Records contained in a dataset:
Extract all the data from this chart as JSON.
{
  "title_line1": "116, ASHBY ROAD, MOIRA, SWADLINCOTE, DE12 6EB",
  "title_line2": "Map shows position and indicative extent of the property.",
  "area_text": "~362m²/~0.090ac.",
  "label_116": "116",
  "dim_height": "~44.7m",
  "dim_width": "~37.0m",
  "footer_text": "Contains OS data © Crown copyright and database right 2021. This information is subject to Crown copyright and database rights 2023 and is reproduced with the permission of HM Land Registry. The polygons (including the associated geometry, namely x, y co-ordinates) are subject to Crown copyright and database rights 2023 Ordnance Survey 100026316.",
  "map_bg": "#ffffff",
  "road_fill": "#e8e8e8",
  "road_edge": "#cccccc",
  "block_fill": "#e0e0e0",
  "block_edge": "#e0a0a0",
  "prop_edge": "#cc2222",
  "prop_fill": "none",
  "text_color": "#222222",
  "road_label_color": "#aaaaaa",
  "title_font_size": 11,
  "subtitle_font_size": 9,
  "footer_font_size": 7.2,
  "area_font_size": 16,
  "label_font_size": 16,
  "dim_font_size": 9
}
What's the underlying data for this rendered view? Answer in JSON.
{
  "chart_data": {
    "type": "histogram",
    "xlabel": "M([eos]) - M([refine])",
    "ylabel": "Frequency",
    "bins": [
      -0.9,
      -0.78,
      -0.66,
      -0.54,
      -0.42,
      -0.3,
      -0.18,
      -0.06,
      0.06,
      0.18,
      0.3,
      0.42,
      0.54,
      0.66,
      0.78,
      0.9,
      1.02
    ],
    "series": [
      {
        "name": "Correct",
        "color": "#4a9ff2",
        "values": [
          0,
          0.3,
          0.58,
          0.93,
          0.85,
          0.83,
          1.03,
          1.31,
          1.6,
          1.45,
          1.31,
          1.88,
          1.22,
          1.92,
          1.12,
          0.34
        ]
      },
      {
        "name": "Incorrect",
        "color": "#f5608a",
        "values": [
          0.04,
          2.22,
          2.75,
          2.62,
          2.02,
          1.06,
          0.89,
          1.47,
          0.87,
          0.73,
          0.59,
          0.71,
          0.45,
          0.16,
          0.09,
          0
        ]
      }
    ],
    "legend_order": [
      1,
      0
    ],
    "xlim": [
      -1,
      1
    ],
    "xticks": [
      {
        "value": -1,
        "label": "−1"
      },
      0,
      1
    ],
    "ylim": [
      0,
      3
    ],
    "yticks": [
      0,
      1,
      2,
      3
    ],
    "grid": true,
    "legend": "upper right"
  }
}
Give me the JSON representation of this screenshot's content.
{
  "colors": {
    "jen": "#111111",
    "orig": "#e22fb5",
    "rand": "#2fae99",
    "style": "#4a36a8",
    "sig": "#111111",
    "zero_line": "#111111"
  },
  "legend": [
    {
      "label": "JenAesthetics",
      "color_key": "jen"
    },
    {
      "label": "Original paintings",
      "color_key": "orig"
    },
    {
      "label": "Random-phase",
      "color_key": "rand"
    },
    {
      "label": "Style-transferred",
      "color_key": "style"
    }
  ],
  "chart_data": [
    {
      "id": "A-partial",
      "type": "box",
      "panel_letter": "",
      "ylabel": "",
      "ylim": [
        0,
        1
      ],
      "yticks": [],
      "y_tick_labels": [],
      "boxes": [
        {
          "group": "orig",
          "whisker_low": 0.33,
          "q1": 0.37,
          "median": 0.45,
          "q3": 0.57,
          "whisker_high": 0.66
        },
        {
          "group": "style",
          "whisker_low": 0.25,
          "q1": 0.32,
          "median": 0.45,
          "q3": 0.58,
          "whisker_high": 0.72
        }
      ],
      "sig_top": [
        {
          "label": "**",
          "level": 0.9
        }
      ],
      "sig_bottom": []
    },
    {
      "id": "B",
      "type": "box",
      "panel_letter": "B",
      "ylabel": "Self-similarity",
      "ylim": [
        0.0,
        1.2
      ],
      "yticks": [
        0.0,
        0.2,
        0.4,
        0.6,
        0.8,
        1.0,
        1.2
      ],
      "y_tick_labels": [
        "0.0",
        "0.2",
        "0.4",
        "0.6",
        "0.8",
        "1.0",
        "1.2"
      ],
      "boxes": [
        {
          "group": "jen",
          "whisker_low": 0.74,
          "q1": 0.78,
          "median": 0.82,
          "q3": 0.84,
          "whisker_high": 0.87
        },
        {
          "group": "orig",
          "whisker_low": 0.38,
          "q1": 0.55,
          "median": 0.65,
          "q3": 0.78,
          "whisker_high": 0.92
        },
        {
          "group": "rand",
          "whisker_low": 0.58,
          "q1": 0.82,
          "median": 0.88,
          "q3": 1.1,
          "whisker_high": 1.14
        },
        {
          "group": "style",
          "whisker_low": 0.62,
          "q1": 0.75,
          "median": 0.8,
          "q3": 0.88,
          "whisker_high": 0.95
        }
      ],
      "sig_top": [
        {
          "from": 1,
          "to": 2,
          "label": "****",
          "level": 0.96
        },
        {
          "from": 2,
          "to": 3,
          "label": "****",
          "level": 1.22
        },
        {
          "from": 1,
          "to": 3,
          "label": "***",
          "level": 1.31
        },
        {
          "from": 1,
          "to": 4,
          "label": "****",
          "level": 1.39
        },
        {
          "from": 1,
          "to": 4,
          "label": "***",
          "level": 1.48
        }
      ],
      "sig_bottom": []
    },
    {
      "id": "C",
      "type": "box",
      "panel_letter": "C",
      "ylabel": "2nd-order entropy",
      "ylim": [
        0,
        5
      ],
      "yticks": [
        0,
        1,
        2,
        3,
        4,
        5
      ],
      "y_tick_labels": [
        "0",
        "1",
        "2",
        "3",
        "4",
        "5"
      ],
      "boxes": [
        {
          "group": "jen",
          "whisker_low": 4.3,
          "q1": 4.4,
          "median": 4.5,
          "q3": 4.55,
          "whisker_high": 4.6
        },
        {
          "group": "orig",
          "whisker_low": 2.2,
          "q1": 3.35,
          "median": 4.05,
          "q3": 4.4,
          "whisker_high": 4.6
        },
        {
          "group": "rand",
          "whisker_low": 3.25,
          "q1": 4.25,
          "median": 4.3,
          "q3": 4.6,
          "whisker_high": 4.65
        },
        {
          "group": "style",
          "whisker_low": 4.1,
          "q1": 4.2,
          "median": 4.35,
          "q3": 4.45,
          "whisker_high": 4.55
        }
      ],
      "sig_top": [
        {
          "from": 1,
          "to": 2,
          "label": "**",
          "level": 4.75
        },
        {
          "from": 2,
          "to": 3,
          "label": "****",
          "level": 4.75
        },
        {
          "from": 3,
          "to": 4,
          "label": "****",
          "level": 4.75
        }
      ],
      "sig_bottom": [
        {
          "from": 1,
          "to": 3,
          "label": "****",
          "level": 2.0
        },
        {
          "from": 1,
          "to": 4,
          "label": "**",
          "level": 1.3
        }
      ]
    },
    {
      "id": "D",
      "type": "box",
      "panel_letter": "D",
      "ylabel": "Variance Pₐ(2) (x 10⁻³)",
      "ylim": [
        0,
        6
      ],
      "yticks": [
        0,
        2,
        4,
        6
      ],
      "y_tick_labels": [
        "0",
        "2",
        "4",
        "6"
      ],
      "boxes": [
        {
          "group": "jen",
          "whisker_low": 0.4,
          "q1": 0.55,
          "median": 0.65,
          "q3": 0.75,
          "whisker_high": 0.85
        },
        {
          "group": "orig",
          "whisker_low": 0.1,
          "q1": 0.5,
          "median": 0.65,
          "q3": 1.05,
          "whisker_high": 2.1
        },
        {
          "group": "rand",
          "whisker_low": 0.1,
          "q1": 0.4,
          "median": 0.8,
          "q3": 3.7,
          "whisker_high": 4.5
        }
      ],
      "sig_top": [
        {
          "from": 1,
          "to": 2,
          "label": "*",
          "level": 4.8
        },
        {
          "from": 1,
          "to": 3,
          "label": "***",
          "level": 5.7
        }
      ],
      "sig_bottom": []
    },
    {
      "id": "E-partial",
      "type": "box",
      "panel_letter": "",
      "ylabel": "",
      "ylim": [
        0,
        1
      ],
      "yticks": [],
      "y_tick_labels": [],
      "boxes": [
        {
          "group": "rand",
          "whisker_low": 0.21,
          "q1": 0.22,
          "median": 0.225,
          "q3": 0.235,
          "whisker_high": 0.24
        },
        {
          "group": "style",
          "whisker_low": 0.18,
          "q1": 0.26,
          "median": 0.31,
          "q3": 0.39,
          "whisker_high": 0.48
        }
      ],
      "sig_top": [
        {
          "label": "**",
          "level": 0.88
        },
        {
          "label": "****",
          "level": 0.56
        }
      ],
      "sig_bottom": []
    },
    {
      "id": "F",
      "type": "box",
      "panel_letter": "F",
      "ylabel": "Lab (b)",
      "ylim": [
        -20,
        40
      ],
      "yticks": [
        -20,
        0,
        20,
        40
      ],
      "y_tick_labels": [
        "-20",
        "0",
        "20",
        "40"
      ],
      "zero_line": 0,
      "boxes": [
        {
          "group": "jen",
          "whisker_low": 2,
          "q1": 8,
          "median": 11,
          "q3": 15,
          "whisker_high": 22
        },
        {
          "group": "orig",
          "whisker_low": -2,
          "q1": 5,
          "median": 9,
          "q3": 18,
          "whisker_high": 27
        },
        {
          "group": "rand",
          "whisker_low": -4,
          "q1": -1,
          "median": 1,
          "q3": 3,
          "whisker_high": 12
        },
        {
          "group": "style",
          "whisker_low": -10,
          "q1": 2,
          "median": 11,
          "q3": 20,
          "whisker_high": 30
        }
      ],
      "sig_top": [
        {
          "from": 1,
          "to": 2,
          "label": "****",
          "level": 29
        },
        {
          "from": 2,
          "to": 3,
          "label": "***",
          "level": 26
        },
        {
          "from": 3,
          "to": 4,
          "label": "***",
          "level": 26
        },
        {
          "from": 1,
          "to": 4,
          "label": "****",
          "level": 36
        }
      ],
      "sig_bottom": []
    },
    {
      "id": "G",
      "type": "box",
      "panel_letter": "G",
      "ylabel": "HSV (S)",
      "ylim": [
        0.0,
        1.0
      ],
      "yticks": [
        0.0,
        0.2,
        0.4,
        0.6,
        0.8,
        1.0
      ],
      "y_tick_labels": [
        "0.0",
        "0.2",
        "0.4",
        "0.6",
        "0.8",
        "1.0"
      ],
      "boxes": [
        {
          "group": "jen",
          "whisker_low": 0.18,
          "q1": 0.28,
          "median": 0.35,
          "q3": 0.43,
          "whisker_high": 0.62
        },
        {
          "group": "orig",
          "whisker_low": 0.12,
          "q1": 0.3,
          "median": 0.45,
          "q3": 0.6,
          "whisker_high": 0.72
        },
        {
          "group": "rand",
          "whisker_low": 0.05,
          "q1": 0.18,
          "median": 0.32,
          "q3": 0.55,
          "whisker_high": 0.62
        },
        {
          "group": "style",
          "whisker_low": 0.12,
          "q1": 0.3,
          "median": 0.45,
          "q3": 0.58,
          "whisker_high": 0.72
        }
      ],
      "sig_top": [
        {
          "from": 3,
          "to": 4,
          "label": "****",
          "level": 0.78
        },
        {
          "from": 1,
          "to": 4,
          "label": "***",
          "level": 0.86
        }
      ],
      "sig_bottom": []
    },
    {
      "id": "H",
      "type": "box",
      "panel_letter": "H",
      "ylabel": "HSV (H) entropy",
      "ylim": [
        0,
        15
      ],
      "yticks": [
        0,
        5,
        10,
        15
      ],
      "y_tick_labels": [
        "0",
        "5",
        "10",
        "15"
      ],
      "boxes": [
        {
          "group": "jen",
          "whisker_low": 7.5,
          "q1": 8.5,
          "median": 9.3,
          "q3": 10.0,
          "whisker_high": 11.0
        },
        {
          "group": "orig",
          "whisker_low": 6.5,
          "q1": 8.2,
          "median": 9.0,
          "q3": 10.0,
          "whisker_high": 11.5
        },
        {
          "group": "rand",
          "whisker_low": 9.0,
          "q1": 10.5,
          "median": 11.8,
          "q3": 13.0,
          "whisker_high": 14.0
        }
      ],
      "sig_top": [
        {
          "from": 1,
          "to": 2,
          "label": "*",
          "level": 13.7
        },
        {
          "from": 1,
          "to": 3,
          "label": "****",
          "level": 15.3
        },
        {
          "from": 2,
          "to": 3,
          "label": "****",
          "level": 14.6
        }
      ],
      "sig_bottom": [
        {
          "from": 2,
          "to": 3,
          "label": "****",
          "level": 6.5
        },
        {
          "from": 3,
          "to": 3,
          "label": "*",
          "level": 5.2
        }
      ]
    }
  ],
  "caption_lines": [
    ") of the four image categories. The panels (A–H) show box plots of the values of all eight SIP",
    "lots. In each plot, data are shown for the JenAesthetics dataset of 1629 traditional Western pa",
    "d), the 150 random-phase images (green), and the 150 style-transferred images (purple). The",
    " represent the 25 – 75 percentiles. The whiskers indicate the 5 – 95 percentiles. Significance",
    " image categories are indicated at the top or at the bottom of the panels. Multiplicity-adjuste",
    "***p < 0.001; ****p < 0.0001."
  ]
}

• [SET PROBLEM]
Say how many lines of the data include the string "JenAesthetics". Nothing other than the number should be given.

• [TASK SOLUTION]
2